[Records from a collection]
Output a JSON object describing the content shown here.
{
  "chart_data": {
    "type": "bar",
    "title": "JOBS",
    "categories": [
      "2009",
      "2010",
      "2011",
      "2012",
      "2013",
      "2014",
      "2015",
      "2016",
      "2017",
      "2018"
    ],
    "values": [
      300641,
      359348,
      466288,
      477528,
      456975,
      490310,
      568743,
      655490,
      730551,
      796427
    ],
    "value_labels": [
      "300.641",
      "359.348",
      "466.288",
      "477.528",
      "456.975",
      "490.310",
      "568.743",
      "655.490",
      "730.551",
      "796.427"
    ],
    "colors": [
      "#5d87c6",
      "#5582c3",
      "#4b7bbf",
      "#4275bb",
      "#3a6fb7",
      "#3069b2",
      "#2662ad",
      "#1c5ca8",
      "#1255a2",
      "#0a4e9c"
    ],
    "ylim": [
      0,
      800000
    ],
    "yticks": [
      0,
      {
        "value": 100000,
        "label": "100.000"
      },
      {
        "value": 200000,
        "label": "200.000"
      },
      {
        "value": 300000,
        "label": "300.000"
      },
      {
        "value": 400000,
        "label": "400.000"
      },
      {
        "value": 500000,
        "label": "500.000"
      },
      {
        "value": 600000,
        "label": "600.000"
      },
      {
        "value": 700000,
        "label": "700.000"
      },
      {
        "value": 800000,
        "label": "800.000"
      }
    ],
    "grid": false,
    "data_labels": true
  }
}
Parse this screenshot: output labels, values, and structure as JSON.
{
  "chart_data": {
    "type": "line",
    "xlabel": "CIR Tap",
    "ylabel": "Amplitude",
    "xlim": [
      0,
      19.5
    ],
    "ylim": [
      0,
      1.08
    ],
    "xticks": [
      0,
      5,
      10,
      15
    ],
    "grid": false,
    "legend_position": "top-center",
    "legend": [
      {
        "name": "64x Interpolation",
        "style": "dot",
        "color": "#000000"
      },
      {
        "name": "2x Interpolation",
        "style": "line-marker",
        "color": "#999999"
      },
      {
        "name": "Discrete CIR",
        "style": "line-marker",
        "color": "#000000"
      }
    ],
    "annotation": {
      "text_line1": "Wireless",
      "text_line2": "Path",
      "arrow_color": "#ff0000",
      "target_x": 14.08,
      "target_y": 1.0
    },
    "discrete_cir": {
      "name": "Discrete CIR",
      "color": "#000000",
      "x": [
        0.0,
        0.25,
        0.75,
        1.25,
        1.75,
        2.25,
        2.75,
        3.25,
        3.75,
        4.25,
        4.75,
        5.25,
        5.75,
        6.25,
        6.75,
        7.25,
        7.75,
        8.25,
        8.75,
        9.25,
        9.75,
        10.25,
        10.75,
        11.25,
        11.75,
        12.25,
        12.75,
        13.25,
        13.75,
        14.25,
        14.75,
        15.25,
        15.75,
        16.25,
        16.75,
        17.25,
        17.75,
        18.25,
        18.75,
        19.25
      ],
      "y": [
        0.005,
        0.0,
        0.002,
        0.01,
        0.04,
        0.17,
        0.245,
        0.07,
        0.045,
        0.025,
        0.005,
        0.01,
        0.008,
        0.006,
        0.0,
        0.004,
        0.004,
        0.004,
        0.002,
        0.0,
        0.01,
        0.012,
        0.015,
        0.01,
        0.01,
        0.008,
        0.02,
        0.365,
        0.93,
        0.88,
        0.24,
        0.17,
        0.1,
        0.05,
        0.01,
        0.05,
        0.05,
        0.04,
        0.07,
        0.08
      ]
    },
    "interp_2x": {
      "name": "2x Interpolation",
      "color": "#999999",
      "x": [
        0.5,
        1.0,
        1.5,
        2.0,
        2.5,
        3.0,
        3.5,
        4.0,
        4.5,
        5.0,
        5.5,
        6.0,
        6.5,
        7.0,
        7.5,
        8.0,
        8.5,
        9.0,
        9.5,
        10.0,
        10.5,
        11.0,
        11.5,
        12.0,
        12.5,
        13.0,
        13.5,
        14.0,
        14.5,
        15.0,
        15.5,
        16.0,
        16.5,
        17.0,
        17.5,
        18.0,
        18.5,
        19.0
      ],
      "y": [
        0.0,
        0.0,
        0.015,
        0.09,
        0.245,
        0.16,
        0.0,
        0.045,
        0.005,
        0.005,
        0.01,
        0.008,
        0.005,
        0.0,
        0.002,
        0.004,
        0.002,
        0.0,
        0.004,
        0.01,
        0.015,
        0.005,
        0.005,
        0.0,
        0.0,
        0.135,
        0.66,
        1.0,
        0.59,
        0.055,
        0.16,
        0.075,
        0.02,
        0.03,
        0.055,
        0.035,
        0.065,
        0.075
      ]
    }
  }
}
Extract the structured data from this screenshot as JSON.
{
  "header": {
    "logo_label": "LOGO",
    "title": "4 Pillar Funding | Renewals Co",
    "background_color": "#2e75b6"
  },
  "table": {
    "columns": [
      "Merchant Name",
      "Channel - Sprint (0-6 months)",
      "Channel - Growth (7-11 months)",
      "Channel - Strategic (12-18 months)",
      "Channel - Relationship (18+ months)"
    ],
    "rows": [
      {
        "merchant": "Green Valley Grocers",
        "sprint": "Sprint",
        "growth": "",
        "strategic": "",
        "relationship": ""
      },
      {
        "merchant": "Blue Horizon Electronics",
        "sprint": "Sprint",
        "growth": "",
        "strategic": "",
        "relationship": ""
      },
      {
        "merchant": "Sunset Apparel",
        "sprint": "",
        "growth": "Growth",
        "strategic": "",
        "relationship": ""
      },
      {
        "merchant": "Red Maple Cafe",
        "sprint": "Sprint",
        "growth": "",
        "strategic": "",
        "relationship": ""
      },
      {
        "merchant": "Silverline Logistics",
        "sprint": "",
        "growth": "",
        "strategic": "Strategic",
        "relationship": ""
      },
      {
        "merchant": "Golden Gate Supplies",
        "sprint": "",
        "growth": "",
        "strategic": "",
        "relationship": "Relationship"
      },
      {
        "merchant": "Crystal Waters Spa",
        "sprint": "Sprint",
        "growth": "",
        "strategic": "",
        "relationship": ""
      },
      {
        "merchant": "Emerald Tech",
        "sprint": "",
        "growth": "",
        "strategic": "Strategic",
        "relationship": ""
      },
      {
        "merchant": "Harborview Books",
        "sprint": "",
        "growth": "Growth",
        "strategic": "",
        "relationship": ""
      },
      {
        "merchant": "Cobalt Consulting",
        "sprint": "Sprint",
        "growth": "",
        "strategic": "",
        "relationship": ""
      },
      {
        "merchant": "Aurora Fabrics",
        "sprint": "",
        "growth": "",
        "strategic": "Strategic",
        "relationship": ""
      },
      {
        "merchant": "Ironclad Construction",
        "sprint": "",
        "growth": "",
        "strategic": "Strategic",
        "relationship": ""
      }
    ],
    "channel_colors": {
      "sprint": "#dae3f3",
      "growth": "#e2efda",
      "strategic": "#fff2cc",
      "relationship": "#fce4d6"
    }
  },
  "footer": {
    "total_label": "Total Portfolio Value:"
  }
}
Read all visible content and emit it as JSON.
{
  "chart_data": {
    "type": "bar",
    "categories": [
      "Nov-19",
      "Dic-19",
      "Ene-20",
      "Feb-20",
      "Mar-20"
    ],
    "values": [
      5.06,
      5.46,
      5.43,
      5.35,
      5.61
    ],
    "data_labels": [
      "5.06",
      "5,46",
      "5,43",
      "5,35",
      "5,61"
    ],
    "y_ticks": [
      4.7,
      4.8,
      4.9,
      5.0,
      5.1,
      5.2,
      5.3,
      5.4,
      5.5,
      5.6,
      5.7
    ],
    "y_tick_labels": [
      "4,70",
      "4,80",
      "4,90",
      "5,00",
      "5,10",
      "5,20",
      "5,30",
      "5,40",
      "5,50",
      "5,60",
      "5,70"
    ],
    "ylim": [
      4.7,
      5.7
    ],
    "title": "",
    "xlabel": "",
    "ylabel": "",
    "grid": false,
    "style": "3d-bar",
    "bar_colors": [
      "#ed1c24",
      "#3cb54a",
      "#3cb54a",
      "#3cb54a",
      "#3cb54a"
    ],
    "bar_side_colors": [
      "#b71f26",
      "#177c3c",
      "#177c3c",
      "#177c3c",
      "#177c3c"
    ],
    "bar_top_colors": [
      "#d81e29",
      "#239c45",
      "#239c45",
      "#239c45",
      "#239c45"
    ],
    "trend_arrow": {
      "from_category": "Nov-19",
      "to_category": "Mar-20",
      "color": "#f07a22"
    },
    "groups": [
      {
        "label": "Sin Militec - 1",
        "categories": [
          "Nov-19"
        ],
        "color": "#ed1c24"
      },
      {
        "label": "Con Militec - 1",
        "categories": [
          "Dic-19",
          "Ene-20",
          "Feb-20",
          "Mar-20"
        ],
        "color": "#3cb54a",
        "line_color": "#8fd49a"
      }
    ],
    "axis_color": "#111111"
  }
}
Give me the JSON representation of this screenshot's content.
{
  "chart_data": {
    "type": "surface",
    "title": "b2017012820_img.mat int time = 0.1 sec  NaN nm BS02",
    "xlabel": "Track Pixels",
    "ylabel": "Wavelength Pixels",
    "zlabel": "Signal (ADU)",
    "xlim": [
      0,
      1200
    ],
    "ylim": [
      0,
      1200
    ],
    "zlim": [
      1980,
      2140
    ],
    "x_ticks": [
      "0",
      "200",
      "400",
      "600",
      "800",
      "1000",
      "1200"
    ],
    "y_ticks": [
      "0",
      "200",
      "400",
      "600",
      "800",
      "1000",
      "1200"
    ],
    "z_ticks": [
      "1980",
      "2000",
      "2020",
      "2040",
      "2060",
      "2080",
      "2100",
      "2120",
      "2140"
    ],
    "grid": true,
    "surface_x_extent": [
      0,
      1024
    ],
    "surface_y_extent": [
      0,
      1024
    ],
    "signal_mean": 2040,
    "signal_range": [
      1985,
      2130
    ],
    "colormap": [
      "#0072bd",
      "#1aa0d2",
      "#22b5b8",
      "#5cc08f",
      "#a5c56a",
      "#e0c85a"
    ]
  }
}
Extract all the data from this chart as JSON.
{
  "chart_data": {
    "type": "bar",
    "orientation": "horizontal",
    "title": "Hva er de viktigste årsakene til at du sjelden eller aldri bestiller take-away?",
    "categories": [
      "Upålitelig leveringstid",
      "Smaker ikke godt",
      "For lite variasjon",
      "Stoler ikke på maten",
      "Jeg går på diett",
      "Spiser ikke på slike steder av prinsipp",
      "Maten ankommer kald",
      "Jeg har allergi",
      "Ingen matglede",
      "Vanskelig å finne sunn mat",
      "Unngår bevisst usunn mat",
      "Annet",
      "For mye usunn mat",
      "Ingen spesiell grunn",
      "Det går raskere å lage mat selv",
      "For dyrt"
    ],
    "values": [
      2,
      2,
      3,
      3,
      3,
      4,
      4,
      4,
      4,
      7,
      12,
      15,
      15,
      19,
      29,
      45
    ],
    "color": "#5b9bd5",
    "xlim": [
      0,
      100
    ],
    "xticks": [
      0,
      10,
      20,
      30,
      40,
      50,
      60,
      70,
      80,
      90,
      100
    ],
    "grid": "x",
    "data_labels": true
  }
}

# Task brief
Count the lines of the material that include the word "xlabel", then report only the total.

# Solution to the exercise
3